About this exercise: Reproduce each record exactly. The pictures should be skipped.
*** Information provided ***
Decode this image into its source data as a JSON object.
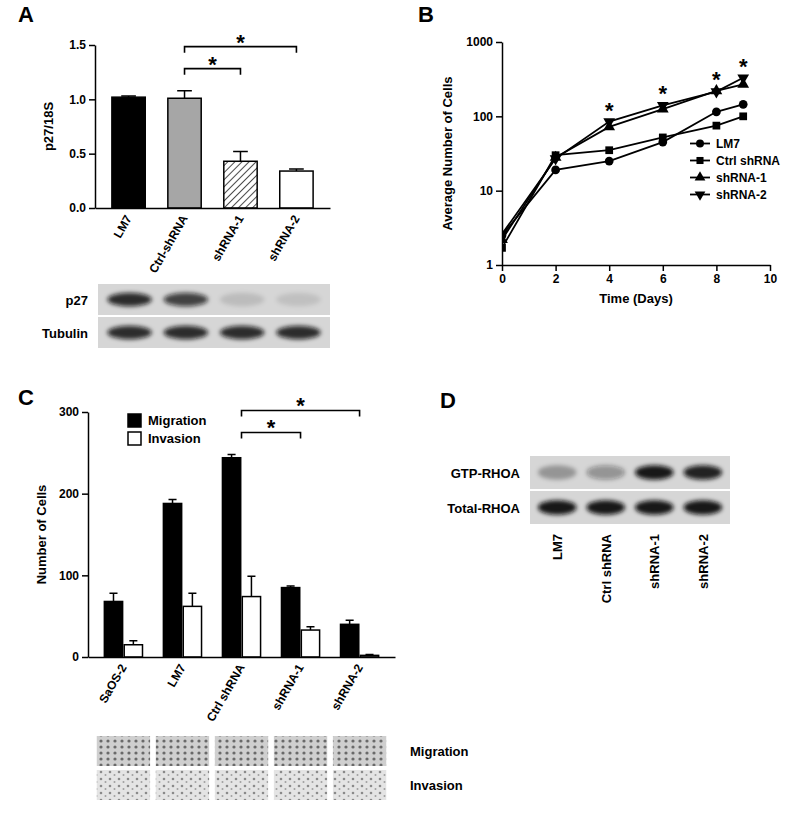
{
  "chart_data": [
    {
      "panel": "A",
      "type": "bar",
      "y_label": "p27/18S",
      "categories": [
        "LM7",
        "Ctrl-shRNA",
        "shRNA-1",
        "shRNA-2"
      ],
      "values": [
        1.02,
        1.01,
        0.43,
        0.34
      ],
      "errors": [
        0.01,
        0.07,
        0.09,
        0.02
      ],
      "colors": [
        "#000000",
        "#a6a6a6",
        "#ffffff",
        "#ffffff"
      ],
      "ylim": [
        0,
        1.5
      ],
      "yticks": [
        {
          "value": 0,
          "label": "0.0"
        },
        {
          "value": 0.5,
          "label": "0.5"
        },
        {
          "value": 1,
          "label": "1.0"
        },
        {
          "value": 1.5,
          "label": "1.5"
        }
      ],
      "annotations": [
        {
          "text": "*",
          "from": 1,
          "to": 2
        },
        {
          "text": "*",
          "from": 1,
          "to": 3
        }
      ]
    },
    {
      "panel": "B",
      "type": "line",
      "x_label": "Time (Days)",
      "y_label": "Average Number of Cells",
      "x": [
        0,
        2,
        4,
        6,
        8,
        9
      ],
      "series": [
        {
          "name": "LM7",
          "color": "#000000",
          "marker": "circle",
          "values": [
            2.5,
            19,
            25,
            45,
            115,
            145
          ]
        },
        {
          "name": "Ctrl shRNA",
          "color": "#000000",
          "marker": "square",
          "values": [
            1.7,
            30,
            35,
            52,
            75,
            100
          ]
        },
        {
          "name": "shRNA-1",
          "color": "#000000",
          "marker": "triangle",
          "values": [
            2.2,
            28,
            72,
            125,
            220,
            270
          ]
        },
        {
          "name": "shRNA-2",
          "color": "#000000",
          "marker": "triangle-down",
          "values": [
            2.6,
            27,
            85,
            140,
            215,
            330
          ]
        }
      ],
      "xlim": [
        0,
        10
      ],
      "xticks": [
        0,
        2,
        4,
        6,
        8,
        10
      ],
      "ylim": [
        1,
        1000
      ],
      "yticks": [
        1,
        10,
        100,
        1000
      ],
      "log": "y",
      "legend": "right",
      "annotations": [
        {
          "text": "*",
          "x": 4
        },
        {
          "text": "*",
          "x": 6
        },
        {
          "text": "*",
          "x": 8
        },
        {
          "text": "*",
          "x": 9
        }
      ]
    },
    {
      "panel": "C",
      "type": "bar",
      "y_label": "Number of Cells",
      "categories": [
        "SaOS-2",
        "LM7",
        "Ctrl shRNA",
        "shRNA-1",
        "shRNA-2"
      ],
      "series": [
        {
          "name": "Migration",
          "color": "#000000",
          "values": [
            68,
            188,
            244,
            85,
            40
          ],
          "errors": [
            10,
            5,
            4,
            2,
            5
          ]
        },
        {
          "name": "Invasion",
          "color": "#ffffff",
          "values": [
            15,
            62,
            74,
            33,
            2
          ],
          "errors": [
            5,
            16,
            25,
            4,
            1
          ]
        }
      ],
      "ylim": [
        0,
        300
      ],
      "yticks": [
        0,
        100,
        200,
        300
      ],
      "legend": "top-left",
      "annotations": [
        {
          "text": "*",
          "from": 2,
          "to": 3
        },
        {
          "text": "*",
          "from": 2,
          "to": 4
        }
      ]
    }
  ],
  "blots": [
    {
      "rows": [
        {
          "label": "p27",
          "intensity": [
            0.85,
            0.75,
            0.12,
            0.1
          ]
        },
        {
          "label": "Tubulin",
          "intensity": [
            0.85,
            0.85,
            0.85,
            0.85
          ]
        }
      ]
    },
    {
      "panel": "D",
      "lanes": [
        "LM7",
        "Ctrl shRNA",
        "shRNA-1",
        "shRNA-2"
      ],
      "rows": [
        {
          "label": "GTP-RHOA",
          "intensity": [
            0.3,
            0.35,
            0.95,
            0.9
          ]
        },
        {
          "label": "Total-RHOA",
          "intensity": [
            0.95,
            0.95,
            0.95,
            0.95
          ]
        }
      ]
    }
  ],
  "images": {
    "rows": [
      "Migration",
      "Invasion"
    ]
  }
}
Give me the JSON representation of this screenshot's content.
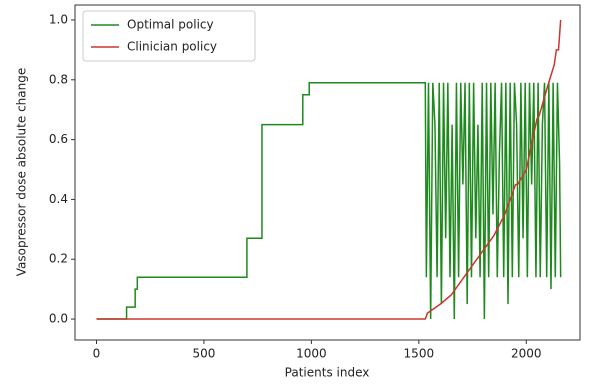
*** End of Information provided ***
Answer:
Decode this image into its source data as a JSON object.
{
  "chart_data": [
    {
      "panel": "A",
      "type": "bar",
      "y_label": "p27/18S",
      "categories": [
        "LM7",
        "Ctrl-shRNA",
        "shRNA-1",
        "shRNA-2"
      ],
      "values": [
        1.02,
        1.01,
        0.43,
        0.34
      ],
      "errors": [
        0.01,
        0.07,
        0.09,
        0.02
      ],
      "colors": [
        "#000000",
        "#a6a6a6",
        "#ffffff",
        "#ffffff"
      ],
      "ylim": [
        0,
        1.5
      ],
      "yticks": [
        {
          "value": 0,
          "label": "0.0"
        },
        {
          "value": 0.5,
          "label": "0.5"
        },
        {
          "value": 1,
          "label": "1.0"
        },
        {
          "value": 1.5,
          "label": "1.5"
        }
      ],
      "annotations": [
        {
          "text": "*",
          "from": 1,
          "to": 2
        },
        {
          "text": "*",
          "from": 1,
          "to": 3
        }
      ]
    },
    {
      "panel": "B",
      "type": "line",
      "x_label": "Time (Days)",
      "y_label": "Average Number of Cells",
      "x": [
        0,
        2,
        4,
        6,
        8,
        9
      ],
      "series": [
        {
          "name": "LM7",
          "color": "#000000",
          "marker": "circle",
          "values": [
            2.5,
            19,
            25,
            45,
            115,
            145
          ]
        },
        {
          "name": "Ctrl shRNA",
          "color": "#000000",
          "marker": "square",
          "values": [
            1.7,
            30,
            35,
            52,
            75,
            100
          ]
        },
        {
          "name": "shRNA-1",
          "color": "#000000",
          "marker": "triangle",
          "values": [
            2.2,
            28,
            72,
            125,
            220,
            270
          ]
        },
        {
          "name": "shRNA-2",
          "color": "#000000",
          "marker": "triangle-down",
          "values": [
            2.6,
            27,
            85,
            140,
            215,
            330
          ]
        }
      ],
      "xlim": [
        0,
        10
      ],
      "xticks": [
        0,
        2,
        4,
        6,
        8,
        10
      ],
      "ylim": [
        1,
        1000
      ],
      "yticks": [
        1,
        10,
        100,
        1000
      ],
      "log": "y",
      "legend": "right",
      "annotations": [
        {
          "text": "*",
          "x": 4
        },
        {
          "text": "*",
          "x": 6
        },
        {
          "text": "*",
          "x": 8
        },
        {
          "text": "*",
          "x": 9
        }
      ]
    },
    {
      "panel": "C",
      "type": "bar",
      "y_label": "Number of Cells",
      "categories": [
        "SaOS-2",
        "LM7",
        "Ctrl shRNA",
        "shRNA-1",
        "shRNA-2"
      ],
      "series": [
        {
          "name": "Migration",
          "color": "#000000",
          "values": [
            68,
            188,
            244,
            85,
            40
          ],
          "errors": [
            10,
            5,
            4,
            2,
            5
          ]
        },
        {
          "name": "Invasion",
          "color": "#ffffff",
          "values": [
            15,
            62,
            74,
            33,
            2
          ],
          "errors": [
            5,
            16,
            25,
            4,
            1
          ]
        }
      ],
      "ylim": [
        0,
        300
      ],
      "yticks": [
        0,
        100,
        200,
        300
      ],
      "legend": "top-left",
      "annotations": [
        {
          "text": "*",
          "from": 2,
          "to": 3
        },
        {
          "text": "*",
          "from": 2,
          "to": 4
        }
      ]
    }
  ],
  "blots": [
    {
      "rows": [
        {
          "label": "p27",
          "intensity": [
            0.85,
            0.75,
            0.12,
            0.1
          ]
        },
        {
          "label": "Tubulin",
          "intensity": [
            0.85,
            0.85,
            0.85,
            0.85
          ]
        }
      ]
    },
    {
      "panel": "D",
      "lanes": [
        "LM7",
        "Ctrl shRNA",
        "shRNA-1",
        "shRNA-2"
      ],
      "rows": [
        {
          "label": "GTP-RHOA",
          "intensity": [
            0.3,
            0.35,
            0.95,
            0.9
          ]
        },
        {
          "label": "Total-RHOA",
          "intensity": [
            0.95,
            0.95,
            0.95,
            0.95
          ]
        }
      ]
    }
  ],
  "images": {
    "rows": [
      "Migration",
      "Invasion"
    ]
  }
}
Give me the JSON representation of this screenshot's content.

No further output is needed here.